What the exercise asks
Gather from the listing below each line that includes the word "form", and copy it.

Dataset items

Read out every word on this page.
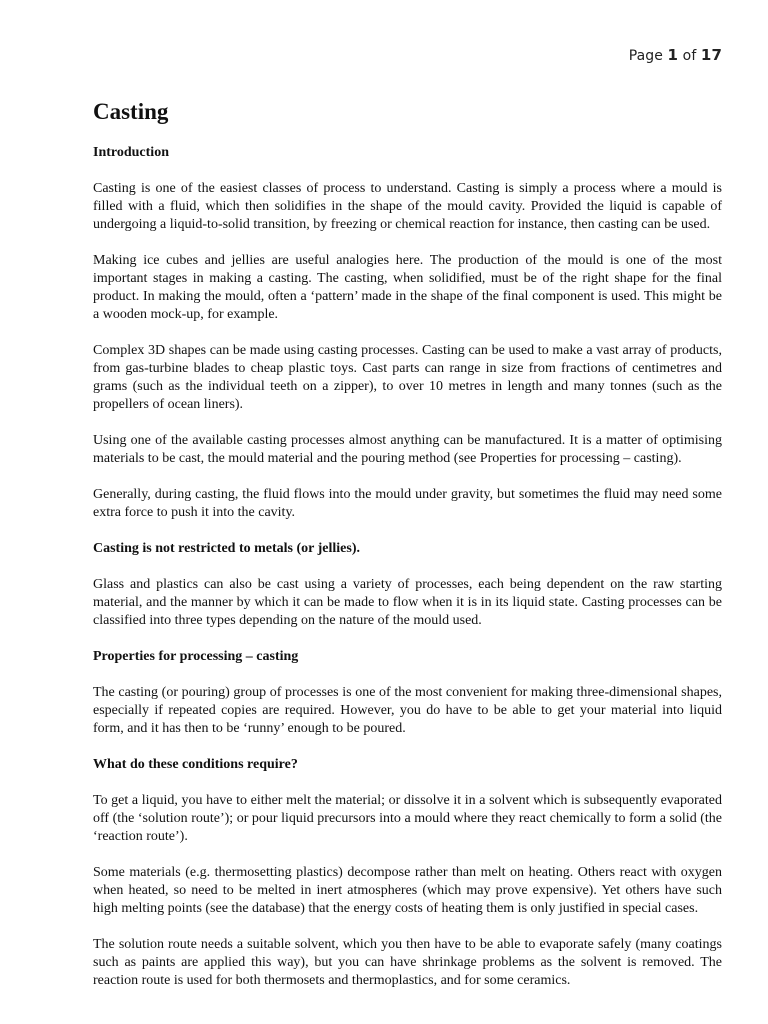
Page 1 of 17
Casting
Introduction

Casting is one of the easiest classes of process to understand. Casting is simply a process where a mould is filled with a fluid, which then solidifies in the shape of the mould cavity. Provided the liquid is capable of undergoing a liquid-to-solid transition, by freezing or chemical reaction for instance, then casting can be used.

Making ice cubes and jellies are useful analogies here. The production of the mould is one of the most important stages in making a casting. The casting, when solidified, must be of the right shape for the final product. In making the mould, often a ‘pattern’ made in the shape of the final component is used. This might be a wooden mock-up, for example.

Complex 3D shapes can be made using casting processes. Casting can be used to make a vast array of products, from gas-turbine blades to cheap plastic toys. Cast parts can range in size from fractions of centimetres and grams (such as the individual teeth on a zipper), to over 10 metres in length and many tonnes (such as the propellers of ocean liners).

Using one of the available casting processes almost anything can be manufactured. It is a matter of optimising materials to be cast, the mould material and the pouring method (see Properties for processing – casting).

Generally, during casting, the fluid flows into the mould under gravity, but sometimes the fluid may need some extra force to push it into the cavity.

Casting is not restricted to metals (or jellies).

Glass and plastics can also be cast using a variety of processes, each being dependent on the raw starting material, and the manner by which it can be made to flow when it is in its liquid state. Casting processes can be classified into three types depending on the nature of the mould used.

Properties for processing – casting

The casting (or pouring) group of processes is one of the most convenient for making three-dimensional shapes, especially if repeated copies are required. However, you do have to be able to get your material into liquid form, and it has then to be ‘runny’ enough to be poured.

What do these conditions require?

To get a liquid, you have to either melt the material; or dissolve it in a solvent which is subsequently evaporated off (the ‘solution route’); or pour liquid precursors into a mould where they react chemically to form a solid (the ‘reaction route’).

Some materials (e.g. thermosetting plastics) decompose rather than melt on heating. Others react with oxygen when heated, so need to be melted in inert atmospheres (which may prove expensive). Yet others have such high melting points (see the database) that the energy costs of heating them is only justified in special cases.

The solution route needs a suitable solvent, which you then have to be able to evaporate safely (many coatings such as paints are applied this way), but you can have shrinkage problems as the solvent is removed. The reaction route is used for both thermosets and thermoplastics, and for some ceramics.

Answer to this task
The casting (or pouring) group of processes is one of the most convenient for making three-dimensional shapes, especially if repeated copies are required. However, you do have to be able to get your material into liquid form, and it has then to be ‘runny’ enough to be poured.
To get a liquid, you have to either melt the material; or dissolve it in a solvent which is subsequently evaporated off (the ‘solution route’); or pour liquid precursors into a mould where they react chemically to form a solid (the ‘reaction route’).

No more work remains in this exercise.